**Your task**: Return the material exactly as supplied, apart from the pictures, which are omitted.
^^^^^^^^
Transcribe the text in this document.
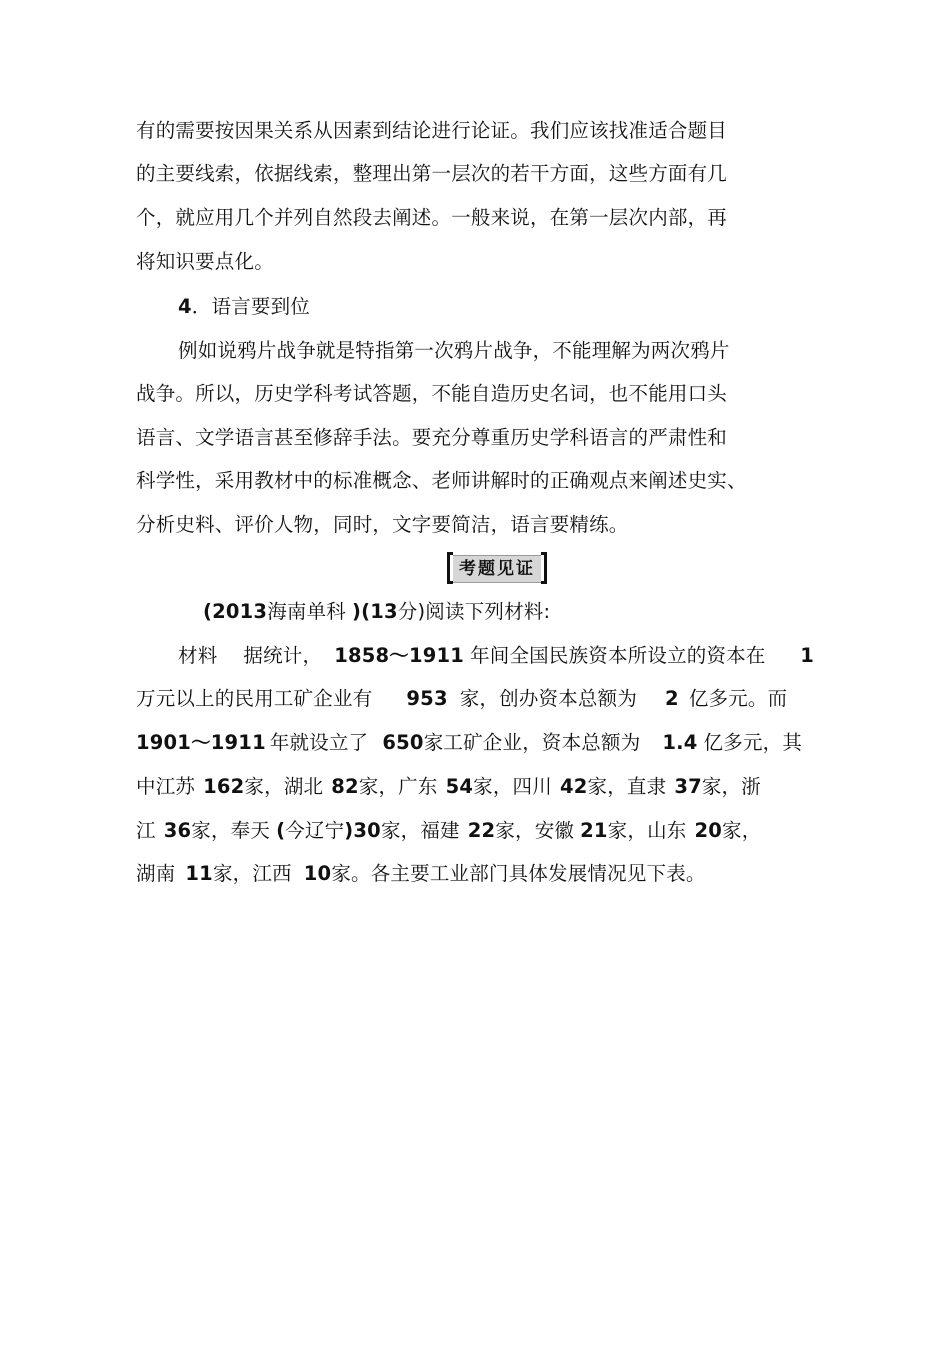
有的需要按因果关系从因素到结论进行论证。我们应该找准适合题目
的主要线索，依据线索，整理出第一层次的若干方面，这些方面有几
个，就应用几个并列自然段去阐述。一般来说，在第一层次内部，再
将知识要点化。
4．语言要到位
例如说鸦片战争就是特指第一次鸦片战争，不能理解为两次鸦片
战争。所以，历史学科考试答题，不能自造历史名词，也不能用口头
语言、文学语言甚至修辞手法。要充分尊重历史学科语言的严肃性和
科学性，采用教材中的标准概念、老师讲解时的正确观点来阐述史实、
分析史料、评价人物，同时，文字要简洁，语言要精练。
考题见证
(2013海南单科 )(13分)阅读下列材料:
材料 据统计， 1858～1911 年间全国民族资本所设立的资本在 1
万元以上的民用工矿企业有 953 家，创办资本总额为 2 亿多元。而
1901～1911 年就设立了 650家工矿企业，资本总额为 1.4 亿多元，其
中江苏 162家，湖北 82家，广东 54家，四川 42家，直隶 37家，浙
江 36家，奉天 (今辽宁)30家，福建 22家，安徽 21家，山东 20家，
湖南 11家，江西 10家。各主要工业部门具体发展情况见下表。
^^^^^^^^
**Solution to the exercise**:
Transcribe the text in this document.
有的需要按因果关系从因素到结论进行论证。我们应该找准适合题目
的主要线索，依据线索，整理出第一层次的若干方面，这些方面有几
个，就应用几个并列自然段去阐述。一般来说，在第一层次内部，再
将知识要点化。
4．语言要到位
例如说鸦片战争就是特指第一次鸦片战争，不能理解为两次鸦片
战争。所以，历史学科考试答题，不能自造历史名词，也不能用口头
语言、文学语言甚至修辞手法。要充分尊重历史学科语言的严肃性和
科学性，采用教材中的标准概念、老师讲解时的正确观点来阐述史实、
分析史料、评价人物，同时，文字要简洁，语言要精练。
考题见证
(2013海南单科 )(13分)阅读下列材料:
材料 据统计， 1858～1911 年间全国民族资本所设立的资本在 1
万元以上的民用工矿企业有 953 家，创办资本总额为 2 亿多元。而
1901～1911 年就设立了 650家工矿企业，资本总额为 1.4 亿多元，其
中江苏 162家，湖北 82家，广东 54家，四川 42家，直隶 37家，浙
江 36家，奉天 (今辽宁)30家，福建 22家，安徽 21家，山东 20家，
湖南 11家，江西 10家。各主要工业部门具体发展情况见下表。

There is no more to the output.